Work to do:
Pick out all lines in the listing holding the string "不愠不火" and copy them.

Entries provided:
:::

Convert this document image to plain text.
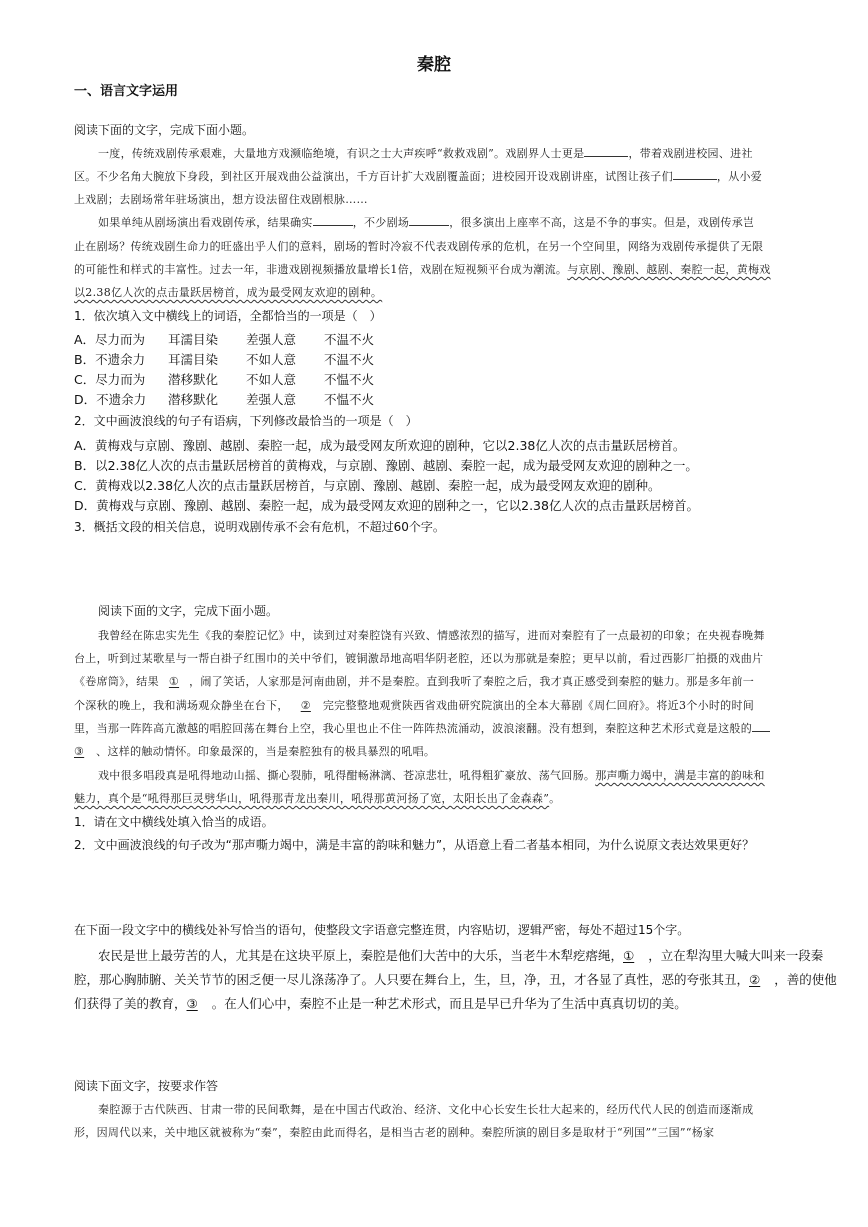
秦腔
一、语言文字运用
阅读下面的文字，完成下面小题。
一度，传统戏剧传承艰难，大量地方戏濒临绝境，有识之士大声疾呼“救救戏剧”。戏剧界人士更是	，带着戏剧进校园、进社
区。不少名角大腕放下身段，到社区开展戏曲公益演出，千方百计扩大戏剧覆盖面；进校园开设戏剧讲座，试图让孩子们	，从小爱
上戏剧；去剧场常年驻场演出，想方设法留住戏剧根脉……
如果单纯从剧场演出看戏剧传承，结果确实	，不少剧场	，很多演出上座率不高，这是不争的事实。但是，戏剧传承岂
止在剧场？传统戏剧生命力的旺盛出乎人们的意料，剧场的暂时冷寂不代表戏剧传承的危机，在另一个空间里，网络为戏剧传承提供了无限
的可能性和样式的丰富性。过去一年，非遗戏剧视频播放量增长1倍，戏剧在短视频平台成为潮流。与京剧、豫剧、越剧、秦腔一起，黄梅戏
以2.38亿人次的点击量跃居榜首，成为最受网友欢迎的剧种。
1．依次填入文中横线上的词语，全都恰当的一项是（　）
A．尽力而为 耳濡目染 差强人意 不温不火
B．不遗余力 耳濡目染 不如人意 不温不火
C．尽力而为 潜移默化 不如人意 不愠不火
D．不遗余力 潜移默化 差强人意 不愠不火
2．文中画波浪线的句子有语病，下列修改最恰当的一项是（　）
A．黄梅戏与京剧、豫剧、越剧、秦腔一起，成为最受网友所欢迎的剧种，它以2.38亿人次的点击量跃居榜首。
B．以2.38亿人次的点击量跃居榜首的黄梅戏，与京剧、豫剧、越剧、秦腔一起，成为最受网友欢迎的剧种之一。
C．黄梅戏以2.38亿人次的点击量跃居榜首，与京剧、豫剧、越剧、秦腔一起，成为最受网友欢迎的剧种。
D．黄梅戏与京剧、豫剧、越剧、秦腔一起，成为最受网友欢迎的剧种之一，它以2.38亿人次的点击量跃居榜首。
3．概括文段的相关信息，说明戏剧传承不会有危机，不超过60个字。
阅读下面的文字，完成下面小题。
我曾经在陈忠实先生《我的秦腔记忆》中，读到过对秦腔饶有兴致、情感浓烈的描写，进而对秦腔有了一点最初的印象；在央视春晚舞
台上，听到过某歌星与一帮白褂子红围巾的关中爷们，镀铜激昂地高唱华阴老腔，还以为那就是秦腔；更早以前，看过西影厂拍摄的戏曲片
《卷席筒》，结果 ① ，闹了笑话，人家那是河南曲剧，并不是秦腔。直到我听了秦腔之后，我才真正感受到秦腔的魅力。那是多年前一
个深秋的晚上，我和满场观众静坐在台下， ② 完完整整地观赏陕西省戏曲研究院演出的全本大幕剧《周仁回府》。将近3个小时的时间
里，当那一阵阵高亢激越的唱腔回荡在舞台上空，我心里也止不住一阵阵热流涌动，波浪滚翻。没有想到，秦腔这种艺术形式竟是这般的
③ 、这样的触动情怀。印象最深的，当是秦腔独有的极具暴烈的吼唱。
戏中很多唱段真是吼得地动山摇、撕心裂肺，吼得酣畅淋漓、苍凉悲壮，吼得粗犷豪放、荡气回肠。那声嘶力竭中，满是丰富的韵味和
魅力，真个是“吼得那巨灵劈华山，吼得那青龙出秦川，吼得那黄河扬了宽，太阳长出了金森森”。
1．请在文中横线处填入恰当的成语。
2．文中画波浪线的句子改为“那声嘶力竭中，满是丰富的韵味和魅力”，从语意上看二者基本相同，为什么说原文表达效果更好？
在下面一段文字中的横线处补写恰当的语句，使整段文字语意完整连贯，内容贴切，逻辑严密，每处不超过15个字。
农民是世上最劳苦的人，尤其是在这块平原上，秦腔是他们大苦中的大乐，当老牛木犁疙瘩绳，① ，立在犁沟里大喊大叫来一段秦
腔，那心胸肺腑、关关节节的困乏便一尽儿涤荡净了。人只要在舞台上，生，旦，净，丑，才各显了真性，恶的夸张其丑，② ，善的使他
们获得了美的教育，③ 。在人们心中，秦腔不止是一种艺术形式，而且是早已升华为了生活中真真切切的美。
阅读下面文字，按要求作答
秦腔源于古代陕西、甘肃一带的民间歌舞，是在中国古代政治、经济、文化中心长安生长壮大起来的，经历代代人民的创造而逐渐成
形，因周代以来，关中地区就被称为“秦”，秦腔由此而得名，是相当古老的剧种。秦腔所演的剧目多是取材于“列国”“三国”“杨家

:::

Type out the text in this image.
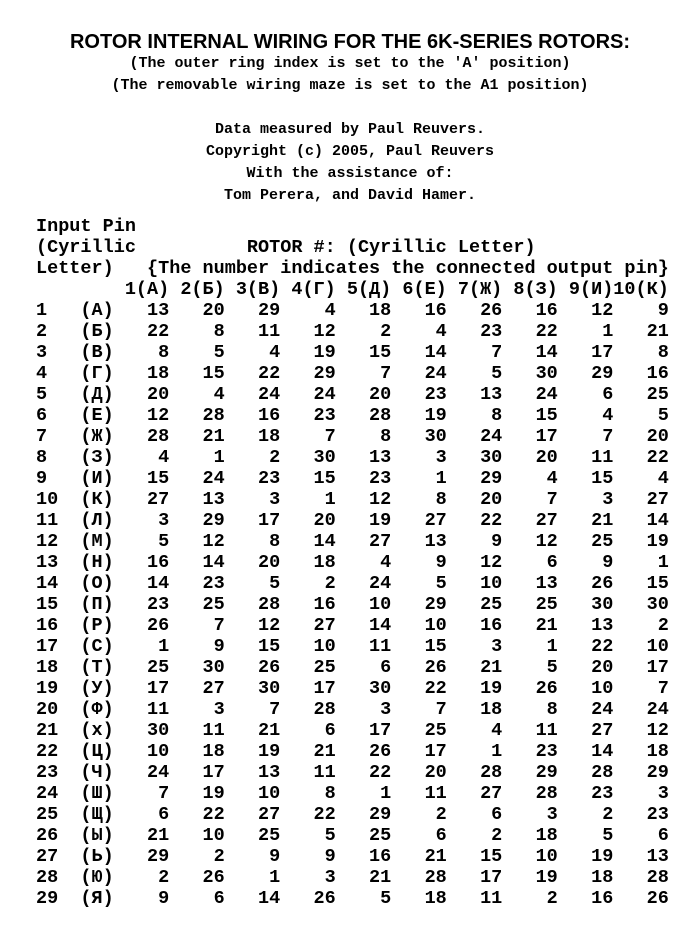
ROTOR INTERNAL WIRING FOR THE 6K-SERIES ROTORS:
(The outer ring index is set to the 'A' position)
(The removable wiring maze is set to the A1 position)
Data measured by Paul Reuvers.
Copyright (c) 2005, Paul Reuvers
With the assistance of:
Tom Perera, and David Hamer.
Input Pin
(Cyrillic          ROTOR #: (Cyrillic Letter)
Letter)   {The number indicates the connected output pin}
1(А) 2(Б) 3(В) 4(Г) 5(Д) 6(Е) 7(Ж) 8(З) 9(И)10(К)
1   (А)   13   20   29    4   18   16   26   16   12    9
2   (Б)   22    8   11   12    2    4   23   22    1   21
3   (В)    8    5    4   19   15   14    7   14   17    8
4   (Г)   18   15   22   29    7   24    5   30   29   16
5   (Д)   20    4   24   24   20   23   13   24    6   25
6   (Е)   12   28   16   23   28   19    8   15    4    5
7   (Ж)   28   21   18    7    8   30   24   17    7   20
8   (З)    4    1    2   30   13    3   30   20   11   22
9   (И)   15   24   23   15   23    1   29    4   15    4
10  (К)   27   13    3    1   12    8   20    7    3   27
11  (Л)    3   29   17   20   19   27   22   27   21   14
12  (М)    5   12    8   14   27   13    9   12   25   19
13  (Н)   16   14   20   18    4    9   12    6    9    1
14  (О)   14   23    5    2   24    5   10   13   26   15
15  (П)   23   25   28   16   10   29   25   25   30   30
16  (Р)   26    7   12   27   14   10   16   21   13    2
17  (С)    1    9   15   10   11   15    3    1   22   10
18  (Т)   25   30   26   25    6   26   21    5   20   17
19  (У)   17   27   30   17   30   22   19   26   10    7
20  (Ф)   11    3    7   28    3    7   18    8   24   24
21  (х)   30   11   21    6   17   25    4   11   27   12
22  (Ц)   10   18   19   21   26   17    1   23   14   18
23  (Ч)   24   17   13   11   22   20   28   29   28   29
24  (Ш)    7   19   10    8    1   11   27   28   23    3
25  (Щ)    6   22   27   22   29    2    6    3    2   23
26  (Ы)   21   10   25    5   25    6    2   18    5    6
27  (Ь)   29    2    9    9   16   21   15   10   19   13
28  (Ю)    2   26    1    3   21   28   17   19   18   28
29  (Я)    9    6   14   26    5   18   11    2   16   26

:::

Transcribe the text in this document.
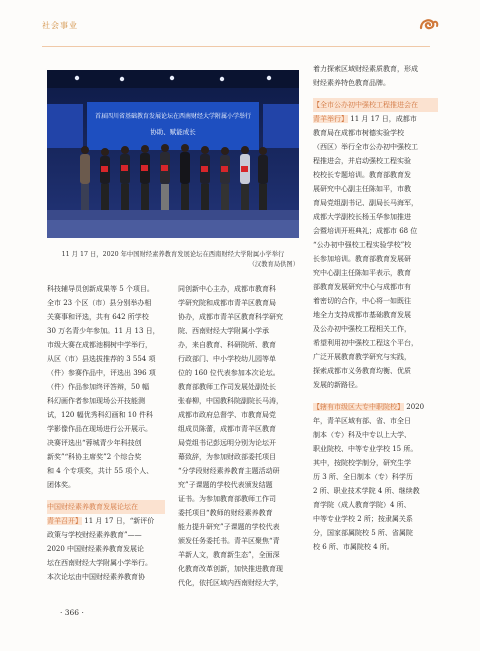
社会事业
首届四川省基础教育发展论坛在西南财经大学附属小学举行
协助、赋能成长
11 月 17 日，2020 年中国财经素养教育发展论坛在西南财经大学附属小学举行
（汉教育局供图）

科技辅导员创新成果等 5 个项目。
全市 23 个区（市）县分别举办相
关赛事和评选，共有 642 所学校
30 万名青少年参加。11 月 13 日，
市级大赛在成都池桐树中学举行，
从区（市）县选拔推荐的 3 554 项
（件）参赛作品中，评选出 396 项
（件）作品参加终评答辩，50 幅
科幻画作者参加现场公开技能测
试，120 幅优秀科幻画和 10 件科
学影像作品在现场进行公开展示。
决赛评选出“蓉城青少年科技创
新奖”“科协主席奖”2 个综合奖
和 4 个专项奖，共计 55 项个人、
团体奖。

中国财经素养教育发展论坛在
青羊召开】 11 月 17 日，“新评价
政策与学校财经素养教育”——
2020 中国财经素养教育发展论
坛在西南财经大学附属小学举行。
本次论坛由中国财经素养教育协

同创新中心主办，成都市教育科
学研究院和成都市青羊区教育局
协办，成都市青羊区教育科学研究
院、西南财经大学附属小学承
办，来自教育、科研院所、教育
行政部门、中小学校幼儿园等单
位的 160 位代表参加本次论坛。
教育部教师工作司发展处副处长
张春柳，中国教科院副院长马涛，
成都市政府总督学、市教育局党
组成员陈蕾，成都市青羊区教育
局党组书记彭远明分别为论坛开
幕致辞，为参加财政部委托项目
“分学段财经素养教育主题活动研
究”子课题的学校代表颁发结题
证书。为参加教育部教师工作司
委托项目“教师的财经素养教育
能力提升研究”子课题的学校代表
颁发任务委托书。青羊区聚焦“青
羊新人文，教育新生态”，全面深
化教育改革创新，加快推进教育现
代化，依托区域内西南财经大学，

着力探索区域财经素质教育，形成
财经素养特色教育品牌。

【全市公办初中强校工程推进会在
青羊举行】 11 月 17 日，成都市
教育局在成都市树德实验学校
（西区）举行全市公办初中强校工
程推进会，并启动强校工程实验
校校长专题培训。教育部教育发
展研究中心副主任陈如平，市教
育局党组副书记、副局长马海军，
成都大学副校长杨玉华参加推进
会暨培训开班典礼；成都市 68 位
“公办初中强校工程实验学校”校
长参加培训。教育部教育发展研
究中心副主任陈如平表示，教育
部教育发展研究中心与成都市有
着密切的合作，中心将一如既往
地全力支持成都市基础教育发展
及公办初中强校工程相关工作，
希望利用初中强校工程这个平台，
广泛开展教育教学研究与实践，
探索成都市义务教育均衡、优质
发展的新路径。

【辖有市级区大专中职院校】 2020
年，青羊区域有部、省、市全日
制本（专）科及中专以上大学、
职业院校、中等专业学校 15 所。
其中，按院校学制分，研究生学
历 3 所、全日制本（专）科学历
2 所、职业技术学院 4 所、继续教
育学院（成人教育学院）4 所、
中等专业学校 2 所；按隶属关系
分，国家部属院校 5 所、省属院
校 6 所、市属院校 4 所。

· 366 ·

:::

Correct answer:
C．尽力而为 潜移默化 不如人意 不愠不火
D．不遗余力 潜移默化 差强人意 不愠不火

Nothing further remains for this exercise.